Retype every one of the following records word for word, keeping the lines in their original order.

------------------------------

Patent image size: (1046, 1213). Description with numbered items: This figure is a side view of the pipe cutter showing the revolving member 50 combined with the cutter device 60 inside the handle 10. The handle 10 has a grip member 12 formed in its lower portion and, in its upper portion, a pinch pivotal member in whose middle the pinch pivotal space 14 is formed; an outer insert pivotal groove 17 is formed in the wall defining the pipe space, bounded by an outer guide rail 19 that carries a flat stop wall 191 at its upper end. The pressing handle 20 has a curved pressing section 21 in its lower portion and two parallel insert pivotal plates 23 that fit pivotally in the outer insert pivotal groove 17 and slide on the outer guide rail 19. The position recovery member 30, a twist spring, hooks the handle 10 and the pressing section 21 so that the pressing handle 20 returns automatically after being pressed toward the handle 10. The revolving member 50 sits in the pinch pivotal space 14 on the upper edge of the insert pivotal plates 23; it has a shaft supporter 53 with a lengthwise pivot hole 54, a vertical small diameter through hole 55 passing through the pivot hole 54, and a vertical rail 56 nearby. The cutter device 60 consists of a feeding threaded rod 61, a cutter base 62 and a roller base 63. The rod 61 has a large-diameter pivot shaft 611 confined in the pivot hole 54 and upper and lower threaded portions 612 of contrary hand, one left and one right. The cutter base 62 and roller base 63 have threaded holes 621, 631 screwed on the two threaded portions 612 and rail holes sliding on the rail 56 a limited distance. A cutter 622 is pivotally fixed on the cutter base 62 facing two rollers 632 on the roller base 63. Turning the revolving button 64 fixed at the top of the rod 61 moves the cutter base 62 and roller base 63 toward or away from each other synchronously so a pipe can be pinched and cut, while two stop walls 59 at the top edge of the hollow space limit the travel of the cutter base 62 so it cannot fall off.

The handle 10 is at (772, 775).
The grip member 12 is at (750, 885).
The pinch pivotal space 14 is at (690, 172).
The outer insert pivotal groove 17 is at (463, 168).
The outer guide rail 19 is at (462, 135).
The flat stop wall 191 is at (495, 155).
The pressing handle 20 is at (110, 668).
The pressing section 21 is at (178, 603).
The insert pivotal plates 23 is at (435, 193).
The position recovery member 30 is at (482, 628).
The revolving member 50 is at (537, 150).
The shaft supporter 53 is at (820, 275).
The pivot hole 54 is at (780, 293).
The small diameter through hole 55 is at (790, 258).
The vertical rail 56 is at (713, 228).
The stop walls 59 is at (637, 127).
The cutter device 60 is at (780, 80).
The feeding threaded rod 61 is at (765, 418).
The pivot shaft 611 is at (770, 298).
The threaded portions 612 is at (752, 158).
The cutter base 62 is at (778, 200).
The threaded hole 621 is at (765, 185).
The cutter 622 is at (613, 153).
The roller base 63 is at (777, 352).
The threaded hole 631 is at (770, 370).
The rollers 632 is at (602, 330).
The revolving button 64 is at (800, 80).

------------------------------

ANSWER BELOW:
Patent image size: (1046, 1213). Description with numbered items: This figure is a side view of the pipe cutter showing the revolving member 50 combined with the cutter device 60 inside the handle 10. The handle 10 has a grip member 12 formed in its lower portion and, in its upper portion, a pinch pivotal member in whose middle the pinch pivotal space 14 is formed; an outer insert pivotal groove 17 is formed in the wall defining the pipe space, bounded by an outer guide rail 19 that carries a flat stop wall 191 at its upper end. The pressing handle 20 has a curved pressing section 21 in its lower portion and two parallel insert pivotal plates 23 that fit pivotally in the outer insert pivotal groove 17 and slide on the outer guide rail 19. The position recovery member 30, a twist spring, hooks the handle 10 and the pressing section 21 so that the pressing handle 20 returns automatically after being pressed toward the handle 10. The revolving member 50 sits in the pinch pivotal space 14 on the upper edge of the insert pivotal plates 23; it has a shaft supporter 53 with a lengthwise pivot hole 54, a vertical small diameter through hole 55 passing through the pivot hole 54, and a vertical rail 56 nearby. The cutter device 60 consists of a feeding threaded rod 61, a cutter base 62 and a roller base 63. The rod 61 has a large-diameter pivot shaft 611 confined in the pivot hole 54 and upper and lower threaded portions 612 of contrary hand, one left and one right. The cutter base 62 and roller base 63 have threaded holes 621, 631 screwed on the two threaded portions 612 and rail holes sliding on the rail 56 a limited distance. A cutter 622 is pivotally fixed on the cutter base 62 facing two rollers 632 on the roller base 63. Turning the revolving button 64 fixed at the top of the rod 61 moves the cutter base 62 and roller base 63 toward or away from each other synchronously so a pipe can be pinched and cut, while two stop walls 59 at the top edge of the hollow space limit the travel of the cutter base 62 so it cannot fall off.

The handle 10 is at (772, 775).
The grip member 12 is at (750, 885).
The pinch pivotal space 14 is at (690, 172).
The outer insert pivotal groove 17 is at (463, 168).
The outer guide rail 19 is at (462, 135).
The flat stop wall 191 is at (495, 155).
The pressing handle 20 is at (110, 668).
The pressing section 21 is at (178, 603).
The insert pivotal plates 23 is at (435, 193).
The position recovery member 30 is at (482, 628).
The revolving member 50 is at (537, 150).
The shaft supporter 53 is at (820, 275).
The pivot hole 54 is at (780, 293).
The small diameter through hole 55 is at (790, 258).
The vertical rail 56 is at (713, 228).
The stop walls 59 is at (637, 127).
The cutter device 60 is at (780, 80).
The feeding threaded rod 61 is at (765, 418).
The pivot shaft 611 is at (770, 298).
The threaded portions 612 is at (752, 158).
The cutter base 62 is at (778, 200).
The threaded hole 621 is at (765, 185).
The cutter 622 is at (613, 153).
The roller base 63 is at (777, 352).
The threaded hole 631 is at (770, 370).
The rollers 632 is at (602, 330).
The revolving button 64 is at (800, 80).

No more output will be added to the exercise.